## Description of the task
Any picture among the records should be left out, please; retype the rest exactly.

* begin Source records *

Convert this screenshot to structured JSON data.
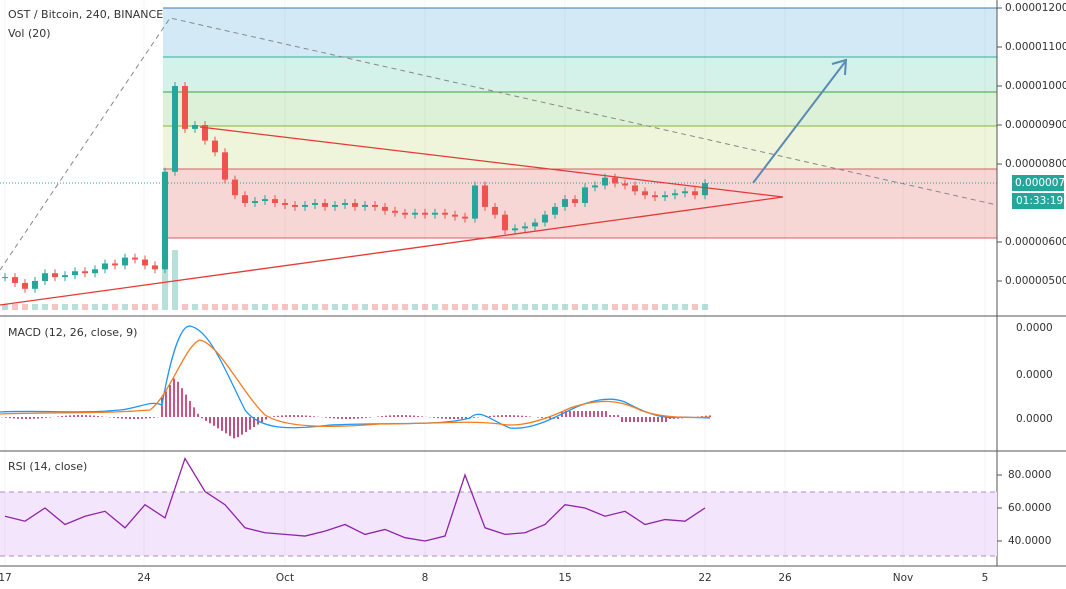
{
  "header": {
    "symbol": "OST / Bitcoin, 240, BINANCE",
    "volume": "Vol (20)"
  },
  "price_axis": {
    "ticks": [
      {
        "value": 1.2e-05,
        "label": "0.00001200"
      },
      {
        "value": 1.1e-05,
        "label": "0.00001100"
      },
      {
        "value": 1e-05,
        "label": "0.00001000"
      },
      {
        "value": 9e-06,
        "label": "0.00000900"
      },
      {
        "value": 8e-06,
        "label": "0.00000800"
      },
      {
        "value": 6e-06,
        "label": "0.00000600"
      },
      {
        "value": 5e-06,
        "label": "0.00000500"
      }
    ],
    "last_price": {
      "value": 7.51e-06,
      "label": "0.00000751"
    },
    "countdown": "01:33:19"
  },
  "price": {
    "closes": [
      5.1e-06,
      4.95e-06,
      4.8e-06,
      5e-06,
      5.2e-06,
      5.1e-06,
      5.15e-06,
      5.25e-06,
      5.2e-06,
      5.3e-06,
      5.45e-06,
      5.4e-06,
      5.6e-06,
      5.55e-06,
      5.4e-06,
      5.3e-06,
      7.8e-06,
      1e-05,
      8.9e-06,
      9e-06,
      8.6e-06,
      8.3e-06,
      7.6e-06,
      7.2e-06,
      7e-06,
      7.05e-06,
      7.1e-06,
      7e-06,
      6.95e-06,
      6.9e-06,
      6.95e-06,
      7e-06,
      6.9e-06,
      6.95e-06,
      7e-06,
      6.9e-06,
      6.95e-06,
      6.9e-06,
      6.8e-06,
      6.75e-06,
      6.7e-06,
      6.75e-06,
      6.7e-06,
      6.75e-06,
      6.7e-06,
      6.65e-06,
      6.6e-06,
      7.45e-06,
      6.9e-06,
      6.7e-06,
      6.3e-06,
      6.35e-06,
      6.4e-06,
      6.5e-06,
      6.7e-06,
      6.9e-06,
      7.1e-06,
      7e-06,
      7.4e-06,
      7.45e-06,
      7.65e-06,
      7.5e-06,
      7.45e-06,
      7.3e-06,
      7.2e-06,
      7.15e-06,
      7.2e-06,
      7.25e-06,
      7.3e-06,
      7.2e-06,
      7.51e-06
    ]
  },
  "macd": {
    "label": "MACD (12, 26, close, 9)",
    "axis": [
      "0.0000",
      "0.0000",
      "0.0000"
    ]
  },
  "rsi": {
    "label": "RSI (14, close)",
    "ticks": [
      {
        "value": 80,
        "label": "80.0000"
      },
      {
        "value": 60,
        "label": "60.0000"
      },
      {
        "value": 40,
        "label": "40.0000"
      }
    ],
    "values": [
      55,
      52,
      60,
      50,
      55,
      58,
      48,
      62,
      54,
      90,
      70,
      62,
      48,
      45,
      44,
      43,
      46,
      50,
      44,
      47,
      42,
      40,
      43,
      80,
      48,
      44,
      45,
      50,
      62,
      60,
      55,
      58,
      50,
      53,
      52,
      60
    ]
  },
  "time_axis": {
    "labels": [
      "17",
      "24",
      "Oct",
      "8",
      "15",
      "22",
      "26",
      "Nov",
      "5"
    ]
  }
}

* end Source records *

## Solution to the problem
Convert this screenshot to structured JSON data.
{
  "header": {
    "symbol": "OST / Bitcoin, 240, BINANCE",
    "volume": "Vol (20)"
  },
  "price_axis": {
    "ticks": [
      {
        "value": 1.2e-05,
        "label": "0.00001200"
      },
      {
        "value": 1.1e-05,
        "label": "0.00001100"
      },
      {
        "value": 1e-05,
        "label": "0.00001000"
      },
      {
        "value": 9e-06,
        "label": "0.00000900"
      },
      {
        "value": 8e-06,
        "label": "0.00000800"
      },
      {
        "value": 6e-06,
        "label": "0.00000600"
      },
      {
        "value": 5e-06,
        "label": "0.00000500"
      }
    ],
    "last_price": {
      "value": 7.51e-06,
      "label": "0.00000751"
    },
    "countdown": "01:33:19"
  },
  "price": {
    "closes": [
      5.1e-06,
      4.95e-06,
      4.8e-06,
      5e-06,
      5.2e-06,
      5.1e-06,
      5.15e-06,
      5.25e-06,
      5.2e-06,
      5.3e-06,
      5.45e-06,
      5.4e-06,
      5.6e-06,
      5.55e-06,
      5.4e-06,
      5.3e-06,
      7.8e-06,
      1e-05,
      8.9e-06,
      9e-06,
      8.6e-06,
      8.3e-06,
      7.6e-06,
      7.2e-06,
      7e-06,
      7.05e-06,
      7.1e-06,
      7e-06,
      6.95e-06,
      6.9e-06,
      6.95e-06,
      7e-06,
      6.9e-06,
      6.95e-06,
      7e-06,
      6.9e-06,
      6.95e-06,
      6.9e-06,
      6.8e-06,
      6.75e-06,
      6.7e-06,
      6.75e-06,
      6.7e-06,
      6.75e-06,
      6.7e-06,
      6.65e-06,
      6.6e-06,
      7.45e-06,
      6.9e-06,
      6.7e-06,
      6.3e-06,
      6.35e-06,
      6.4e-06,
      6.5e-06,
      6.7e-06,
      6.9e-06,
      7.1e-06,
      7e-06,
      7.4e-06,
      7.45e-06,
      7.65e-06,
      7.5e-06,
      7.45e-06,
      7.3e-06,
      7.2e-06,
      7.15e-06,
      7.2e-06,
      7.25e-06,
      7.3e-06,
      7.2e-06,
      7.51e-06
    ]
  },
  "macd": {
    "label": "MACD (12, 26, close, 9)",
    "axis": [
      "0.0000",
      "0.0000",
      "0.0000"
    ]
  },
  "rsi": {
    "label": "RSI (14, close)",
    "ticks": [
      {
        "value": 80,
        "label": "80.0000"
      },
      {
        "value": 60,
        "label": "60.0000"
      },
      {
        "value": 40,
        "label": "40.0000"
      }
    ],
    "values": [
      55,
      52,
      60,
      50,
      55,
      58,
      48,
      62,
      54,
      90,
      70,
      62,
      48,
      45,
      44,
      43,
      46,
      50,
      44,
      47,
      42,
      40,
      43,
      80,
      48,
      44,
      45,
      50,
      62,
      60,
      55,
      58,
      50,
      53,
      52,
      60
    ]
  },
  "time_axis": {
    "labels": [
      "17",
      "24",
      "Oct",
      "8",
      "15",
      "22",
      "26",
      "Nov",
      "5"
    ]
  }
}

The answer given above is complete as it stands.